* _WRITTEN EXERCISE_
Repeat the material below word for word and leave out all pictures.

* _DATA_
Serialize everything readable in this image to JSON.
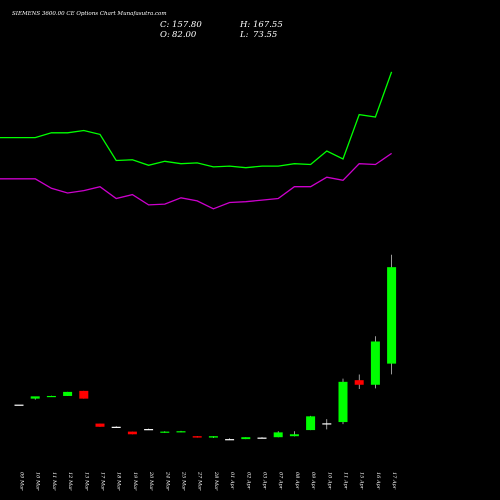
{
  "header": {
    "title": "SIEMENS 3600.00 CE Options  Chart Munafasutra.com",
    "open_label": "O:",
    "open_value": "82.00",
    "close_label": "C:",
    "close_value": "157.80",
    "high_label": "H:",
    "high_value": "167.55",
    "low_label": "L:",
    "low_value": "73.55"
  },
  "colors": {
    "background": "#000000",
    "bull": "#00ff00",
    "bear": "#ff0000",
    "doji": "#ffffff",
    "wick": "#ffffff",
    "ma_fast": "#00ff00",
    "ma_slow": "#cc00cc",
    "text": "#ffffff"
  },
  "chart_data": {
    "type": "candlestick",
    "title": "SIEMENS 3600.00 CE Options  Chart Munafasutra.com",
    "xlabel": "",
    "ylabel": "",
    "ylim": [
      0,
      165
    ],
    "grid": false,
    "categories": [
      "09 Mar",
      "10 Mar",
      "11 Mar",
      "12 Mar",
      "13 Mar",
      "17 Mar",
      "18 Mar",
      "19 Mar",
      "20 Mar",
      "24 Mar",
      "25 Mar",
      "27 Mar",
      "28 Mar",
      "01 Apr",
      "02 Apr",
      "03 Apr",
      "07 Apr",
      "08 Apr",
      "09 Apr",
      "10 Apr",
      "11 Apr",
      "15 Apr",
      "16 Apr",
      "17 Apr"
    ],
    "candles": [
      {
        "x": "09 Mar",
        "open": 49.8,
        "high": 49.8,
        "low": 49.8,
        "close": 49.8
      },
      {
        "x": "10 Mar",
        "open": 54.5,
        "high": 55.7,
        "low": 53.7,
        "close": 56.3
      },
      {
        "x": "11 Mar",
        "open": 56.3,
        "high": 56.8,
        "low": 56.1,
        "close": 56.6
      },
      {
        "x": "12 Mar",
        "open": 56.6,
        "high": 59.8,
        "low": 56.6,
        "close": 59.8
      },
      {
        "x": "13 Mar",
        "open": 60.6,
        "high": 60.6,
        "low": 54.5,
        "close": 54.5
      },
      {
        "x": "17 Mar",
        "open": 34.9,
        "high": 34.9,
        "low": 32.4,
        "close": 32.4
      },
      {
        "x": "18 Mar",
        "open": 32.4,
        "high": 32.8,
        "low": 32.0,
        "close": 32.4
      },
      {
        "x": "19 Mar",
        "open": 28.6,
        "high": 28.6,
        "low": 26.5,
        "close": 26.5
      },
      {
        "x": "20 Mar",
        "open": 30.6,
        "high": 30.9,
        "low": 30.3,
        "close": 30.6
      },
      {
        "x": "24 Mar",
        "open": 28.0,
        "high": 28.9,
        "low": 27.6,
        "close": 28.6
      },
      {
        "x": "25 Mar",
        "open": 28.6,
        "high": 29.2,
        "low": 28.0,
        "close": 28.9
      },
      {
        "x": "27 Mar",
        "open": 25.0,
        "high": 25.0,
        "low": 23.9,
        "close": 23.9
      },
      {
        "x": "28 Mar",
        "open": 23.9,
        "high": 25.0,
        "low": 23.6,
        "close": 25.0
      },
      {
        "x": "01 Apr",
        "open": 22.7,
        "high": 23.4,
        "low": 22.4,
        "close": 22.7
      },
      {
        "x": "02 Apr",
        "open": 22.7,
        "high": 24.2,
        "low": 22.7,
        "close": 24.2
      },
      {
        "x": "03 Apr",
        "open": 23.9,
        "high": 24.3,
        "low": 23.6,
        "close": 23.9
      },
      {
        "x": "07 Apr",
        "open": 24.2,
        "high": 28.9,
        "low": 24.2,
        "close": 28.0
      },
      {
        "x": "08 Apr",
        "open": 25.0,
        "high": 28.9,
        "low": 24.8,
        "close": 26.5
      },
      {
        "x": "09 Apr",
        "open": 29.8,
        "high": 41.0,
        "low": 29.8,
        "close": 40.6
      },
      {
        "x": "10 Apr",
        "open": 35.1,
        "high": 38.4,
        "low": 30.3,
        "close": 35.1
      },
      {
        "x": "11 Apr",
        "open": 36.1,
        "high": 70.2,
        "low": 34.5,
        "close": 67.7
      },
      {
        "x": "15 Apr",
        "open": 69.0,
        "high": 73.5,
        "low": 62.1,
        "close": 65.4
      },
      {
        "x": "16 Apr",
        "open": 65.4,
        "high": 103.5,
        "low": 62.6,
        "close": 99.4
      },
      {
        "x": "17 Apr",
        "open": 82.0,
        "high": 167.55,
        "low": 73.55,
        "close": 157.8
      }
    ],
    "overlay_series": [
      {
        "values": [
          142.0,
          142.0,
          148.0,
          148.0,
          151.0,
          146.0,
          113.0,
          114.0,
          107.0,
          112.0,
          109.0,
          110.0,
          105.0,
          106.0,
          104.0,
          106.0,
          106.0,
          109.0,
          108.0,
          125.0,
          115.0,
          171.0,
          168.0,
          225.0
        ]
      },
      {
        "values": [
          90.0,
          90.0,
          78.0,
          72.0,
          75.0,
          80.0,
          65.0,
          70.0,
          57.0,
          58.0,
          66.0,
          62.0,
          52.0,
          60.0,
          61.0,
          63.0,
          65.0,
          80.0,
          80.0,
          92.0,
          88.0,
          109.0,
          108.0,
          122.0
        ]
      }
    ]
  }
}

* _REPLY_
Serialize everything readable in this image to JSON.
{
  "header": {
    "title": "SIEMENS 3600.00 CE Options  Chart Munafasutra.com",
    "open_label": "O:",
    "open_value": "82.00",
    "close_label": "C:",
    "close_value": "157.80",
    "high_label": "H:",
    "high_value": "167.55",
    "low_label": "L:",
    "low_value": "73.55"
  },
  "colors": {
    "background": "#000000",
    "bull": "#00ff00",
    "bear": "#ff0000",
    "doji": "#ffffff",
    "wick": "#ffffff",
    "ma_fast": "#00ff00",
    "ma_slow": "#cc00cc",
    "text": "#ffffff"
  },
  "chart_data": {
    "type": "candlestick",
    "title": "SIEMENS 3600.00 CE Options  Chart Munafasutra.com",
    "xlabel": "",
    "ylabel": "",
    "ylim": [
      0,
      165
    ],
    "grid": false,
    "categories": [
      "09 Mar",
      "10 Mar",
      "11 Mar",
      "12 Mar",
      "13 Mar",
      "17 Mar",
      "18 Mar",
      "19 Mar",
      "20 Mar",
      "24 Mar",
      "25 Mar",
      "27 Mar",
      "28 Mar",
      "01 Apr",
      "02 Apr",
      "03 Apr",
      "07 Apr",
      "08 Apr",
      "09 Apr",
      "10 Apr",
      "11 Apr",
      "15 Apr",
      "16 Apr",
      "17 Apr"
    ],
    "candles": [
      {
        "x": "09 Mar",
        "open": 49.8,
        "high": 49.8,
        "low": 49.8,
        "close": 49.8
      },
      {
        "x": "10 Mar",
        "open": 54.5,
        "high": 55.7,
        "low": 53.7,
        "close": 56.3
      },
      {
        "x": "11 Mar",
        "open": 56.3,
        "high": 56.8,
        "low": 56.1,
        "close": 56.6
      },
      {
        "x": "12 Mar",
        "open": 56.6,
        "high": 59.8,
        "low": 56.6,
        "close": 59.8
      },
      {
        "x": "13 Mar",
        "open": 60.6,
        "high": 60.6,
        "low": 54.5,
        "close": 54.5
      },
      {
        "x": "17 Mar",
        "open": 34.9,
        "high": 34.9,
        "low": 32.4,
        "close": 32.4
      },
      {
        "x": "18 Mar",
        "open": 32.4,
        "high": 32.8,
        "low": 32.0,
        "close": 32.4
      },
      {
        "x": "19 Mar",
        "open": 28.6,
        "high": 28.6,
        "low": 26.5,
        "close": 26.5
      },
      {
        "x": "20 Mar",
        "open": 30.6,
        "high": 30.9,
        "low": 30.3,
        "close": 30.6
      },
      {
        "x": "24 Mar",
        "open": 28.0,
        "high": 28.9,
        "low": 27.6,
        "close": 28.6
      },
      {
        "x": "25 Mar",
        "open": 28.6,
        "high": 29.2,
        "low": 28.0,
        "close": 28.9
      },
      {
        "x": "27 Mar",
        "open": 25.0,
        "high": 25.0,
        "low": 23.9,
        "close": 23.9
      },
      {
        "x": "28 Mar",
        "open": 23.9,
        "high": 25.0,
        "low": 23.6,
        "close": 25.0
      },
      {
        "x": "01 Apr",
        "open": 22.7,
        "high": 23.4,
        "low": 22.4,
        "close": 22.7
      },
      {
        "x": "02 Apr",
        "open": 22.7,
        "high": 24.2,
        "low": 22.7,
        "close": 24.2
      },
      {
        "x": "03 Apr",
        "open": 23.9,
        "high": 24.3,
        "low": 23.6,
        "close": 23.9
      },
      {
        "x": "07 Apr",
        "open": 24.2,
        "high": 28.9,
        "low": 24.2,
        "close": 28.0
      },
      {
        "x": "08 Apr",
        "open": 25.0,
        "high": 28.9,
        "low": 24.8,
        "close": 26.5
      },
      {
        "x": "09 Apr",
        "open": 29.8,
        "high": 41.0,
        "low": 29.8,
        "close": 40.6
      },
      {
        "x": "10 Apr",
        "open": 35.1,
        "high": 38.4,
        "low": 30.3,
        "close": 35.1
      },
      {
        "x": "11 Apr",
        "open": 36.1,
        "high": 70.2,
        "low": 34.5,
        "close": 67.7
      },
      {
        "x": "15 Apr",
        "open": 69.0,
        "high": 73.5,
        "low": 62.1,
        "close": 65.4
      },
      {
        "x": "16 Apr",
        "open": 65.4,
        "high": 103.5,
        "low": 62.6,
        "close": 99.4
      },
      {
        "x": "17 Apr",
        "open": 82.0,
        "high": 167.55,
        "low": 73.55,
        "close": 157.8
      }
    ],
    "overlay_series": [
      {
        "values": [
          142.0,
          142.0,
          148.0,
          148.0,
          151.0,
          146.0,
          113.0,
          114.0,
          107.0,
          112.0,
          109.0,
          110.0,
          105.0,
          106.0,
          104.0,
          106.0,
          106.0,
          109.0,
          108.0,
          125.0,
          115.0,
          171.0,
          168.0,
          225.0
        ]
      },
      {
        "values": [
          90.0,
          90.0,
          78.0,
          72.0,
          75.0,
          80.0,
          65.0,
          70.0,
          57.0,
          58.0,
          66.0,
          62.0,
          52.0,
          60.0,
          61.0,
          63.0,
          65.0,
          80.0,
          80.0,
          92.0,
          88.0,
          109.0,
          108.0,
          122.0
        ]
      }
    ]
  }
}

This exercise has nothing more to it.